Stream: united states
Topic: USCore for clinical notes
Hannah Sennik (Feb 23 2021 at 16:35):
I've generated synthetic USCore data using Synthea to look at DocumentReference and DiagnosticReport references. Is it possible to decode the attachments/do they actually contain meaningful text that would show up in a clinical note? I am trying to understand how the attachment of a clinical note may be exposed in a patient facing application
Michele Mottini (Feb 23 2021 at 16:39):
They are simply base64 encoded, so you can decode them. No idea if they contain something meaningful
Robert Scanlon (Feb 23 2021 at 17:36):
If you base64 decode them, you'll see text generated that follows this template, I believe.
Hannah Sennik (Feb 24 2021 at 13:35):
Thank you for your help, I was able to successfully decode! Is this representative of how clinical note attachments are typically stored? Are there cases where the attachments point to a pdf, and if so, what might the process be for pulling the pdf directly?

● **Requirement 1**: Revise the USCore clinical notes discussion between "Hannah Sennik (Feb 24" and "the pdf directly?", inclusive, putting "PDF" in place of "pdf" throughout.
● **Requirement 2**: Extend the USCore clinical notes discussion beyond its final message.

(Page segmentation data)
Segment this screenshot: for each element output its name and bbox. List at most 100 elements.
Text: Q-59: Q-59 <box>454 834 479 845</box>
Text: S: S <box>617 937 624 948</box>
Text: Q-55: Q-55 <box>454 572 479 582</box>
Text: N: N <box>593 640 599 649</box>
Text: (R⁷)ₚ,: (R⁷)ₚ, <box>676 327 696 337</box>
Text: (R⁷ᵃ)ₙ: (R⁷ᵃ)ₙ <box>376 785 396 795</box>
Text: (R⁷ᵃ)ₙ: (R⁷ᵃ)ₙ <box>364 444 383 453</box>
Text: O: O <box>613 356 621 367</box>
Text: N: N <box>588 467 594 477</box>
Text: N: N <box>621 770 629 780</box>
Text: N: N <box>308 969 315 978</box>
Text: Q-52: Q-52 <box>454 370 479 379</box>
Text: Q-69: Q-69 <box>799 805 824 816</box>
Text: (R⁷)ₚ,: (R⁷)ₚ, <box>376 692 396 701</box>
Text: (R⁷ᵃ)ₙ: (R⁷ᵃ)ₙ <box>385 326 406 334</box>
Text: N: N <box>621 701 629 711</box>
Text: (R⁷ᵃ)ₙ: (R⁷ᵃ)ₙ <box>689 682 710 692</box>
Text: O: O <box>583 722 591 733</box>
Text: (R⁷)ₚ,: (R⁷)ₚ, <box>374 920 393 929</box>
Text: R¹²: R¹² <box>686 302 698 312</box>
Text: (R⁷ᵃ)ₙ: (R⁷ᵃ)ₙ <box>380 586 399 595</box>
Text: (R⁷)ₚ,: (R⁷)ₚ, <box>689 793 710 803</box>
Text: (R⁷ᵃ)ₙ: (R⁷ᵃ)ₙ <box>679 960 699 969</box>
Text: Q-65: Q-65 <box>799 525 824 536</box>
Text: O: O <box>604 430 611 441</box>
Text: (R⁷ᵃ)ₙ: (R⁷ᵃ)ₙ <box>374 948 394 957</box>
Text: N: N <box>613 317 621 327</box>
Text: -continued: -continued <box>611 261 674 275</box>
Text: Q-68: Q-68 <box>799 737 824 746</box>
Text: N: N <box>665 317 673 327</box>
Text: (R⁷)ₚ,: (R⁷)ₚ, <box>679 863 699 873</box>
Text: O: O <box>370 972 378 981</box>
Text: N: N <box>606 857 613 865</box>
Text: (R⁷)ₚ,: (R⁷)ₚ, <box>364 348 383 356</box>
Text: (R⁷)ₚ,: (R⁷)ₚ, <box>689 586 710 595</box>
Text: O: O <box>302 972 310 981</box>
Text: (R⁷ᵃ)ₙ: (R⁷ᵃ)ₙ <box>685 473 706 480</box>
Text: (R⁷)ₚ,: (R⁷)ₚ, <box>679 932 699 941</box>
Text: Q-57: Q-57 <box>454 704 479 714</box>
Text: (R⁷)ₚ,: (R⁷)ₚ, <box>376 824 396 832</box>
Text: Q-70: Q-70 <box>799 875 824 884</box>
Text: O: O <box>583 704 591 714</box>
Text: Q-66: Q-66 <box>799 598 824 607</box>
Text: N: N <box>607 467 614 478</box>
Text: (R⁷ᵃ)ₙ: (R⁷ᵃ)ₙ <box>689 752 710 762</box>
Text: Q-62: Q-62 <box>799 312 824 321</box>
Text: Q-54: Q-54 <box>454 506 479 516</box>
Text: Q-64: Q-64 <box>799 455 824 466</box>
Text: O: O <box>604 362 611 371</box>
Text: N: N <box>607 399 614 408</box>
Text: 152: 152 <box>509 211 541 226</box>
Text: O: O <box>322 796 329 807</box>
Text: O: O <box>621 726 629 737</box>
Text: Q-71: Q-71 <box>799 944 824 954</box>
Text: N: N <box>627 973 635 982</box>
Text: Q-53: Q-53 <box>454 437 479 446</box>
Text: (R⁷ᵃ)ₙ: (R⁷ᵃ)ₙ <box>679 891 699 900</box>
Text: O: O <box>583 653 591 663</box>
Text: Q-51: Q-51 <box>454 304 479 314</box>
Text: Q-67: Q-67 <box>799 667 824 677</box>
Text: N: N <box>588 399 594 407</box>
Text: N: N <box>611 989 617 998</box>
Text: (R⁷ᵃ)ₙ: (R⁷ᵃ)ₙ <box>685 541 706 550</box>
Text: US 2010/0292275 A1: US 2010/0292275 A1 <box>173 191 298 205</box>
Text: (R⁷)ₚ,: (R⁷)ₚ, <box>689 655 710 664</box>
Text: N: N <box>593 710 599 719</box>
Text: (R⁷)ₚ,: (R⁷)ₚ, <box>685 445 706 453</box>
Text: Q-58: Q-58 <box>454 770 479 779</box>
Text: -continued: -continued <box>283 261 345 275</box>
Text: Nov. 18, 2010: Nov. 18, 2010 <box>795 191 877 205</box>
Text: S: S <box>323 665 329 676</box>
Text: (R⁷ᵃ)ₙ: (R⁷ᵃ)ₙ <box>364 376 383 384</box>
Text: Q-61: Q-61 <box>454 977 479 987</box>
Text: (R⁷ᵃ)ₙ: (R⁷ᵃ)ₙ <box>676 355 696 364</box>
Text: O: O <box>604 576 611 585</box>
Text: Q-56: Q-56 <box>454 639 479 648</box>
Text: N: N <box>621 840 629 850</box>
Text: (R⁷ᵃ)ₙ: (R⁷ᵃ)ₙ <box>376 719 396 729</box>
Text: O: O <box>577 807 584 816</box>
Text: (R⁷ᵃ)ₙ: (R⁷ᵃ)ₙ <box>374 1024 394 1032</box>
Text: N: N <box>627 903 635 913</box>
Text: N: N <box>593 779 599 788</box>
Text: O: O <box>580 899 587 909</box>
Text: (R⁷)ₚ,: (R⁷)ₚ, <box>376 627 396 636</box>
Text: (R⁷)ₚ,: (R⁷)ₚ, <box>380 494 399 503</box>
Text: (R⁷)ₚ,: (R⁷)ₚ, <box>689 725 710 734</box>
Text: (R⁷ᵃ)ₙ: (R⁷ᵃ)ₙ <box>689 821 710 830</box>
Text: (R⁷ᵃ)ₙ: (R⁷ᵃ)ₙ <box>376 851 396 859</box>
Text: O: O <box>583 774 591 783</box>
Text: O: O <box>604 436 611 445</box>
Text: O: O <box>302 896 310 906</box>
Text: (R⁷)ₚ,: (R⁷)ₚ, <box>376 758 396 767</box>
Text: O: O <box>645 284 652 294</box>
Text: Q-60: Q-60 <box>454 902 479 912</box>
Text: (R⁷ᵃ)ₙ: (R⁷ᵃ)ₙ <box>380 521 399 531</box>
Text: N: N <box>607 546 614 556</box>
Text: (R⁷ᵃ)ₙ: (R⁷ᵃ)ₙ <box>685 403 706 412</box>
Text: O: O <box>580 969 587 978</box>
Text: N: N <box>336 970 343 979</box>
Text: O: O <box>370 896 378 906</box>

● **Output 1**:
Hannah Sennik (Feb 24 2021 at 13:35):
Thank you for your help, I was able to successfully decode! Is this representative of how clinical note attachments are typically stored? Are there cases where the attachments point to a PDF, and if so, what might the process be for pulling the PDF directly?

● **Output 2**:
Robert Scanlon (Feb 24 2021 at 15:38):
While this data embedding method is allowed by US Core, I wouldn't assume it is the most common way this will be implemented by real systems providing a US Core compliant FHIR API. Synthea needs to embed all data within resources, since it isn't backed by a persistent service that can host documents. But if you are getting data from a FHIR Restful API, then it is by definition a persistent service, and doesn't have this same constraint. I imagine that many systems will just point you to another URL to download the file directly. And I would expect other document formats besides plain text will be popular (e.g. PDF), though I don't have data to back that expectation.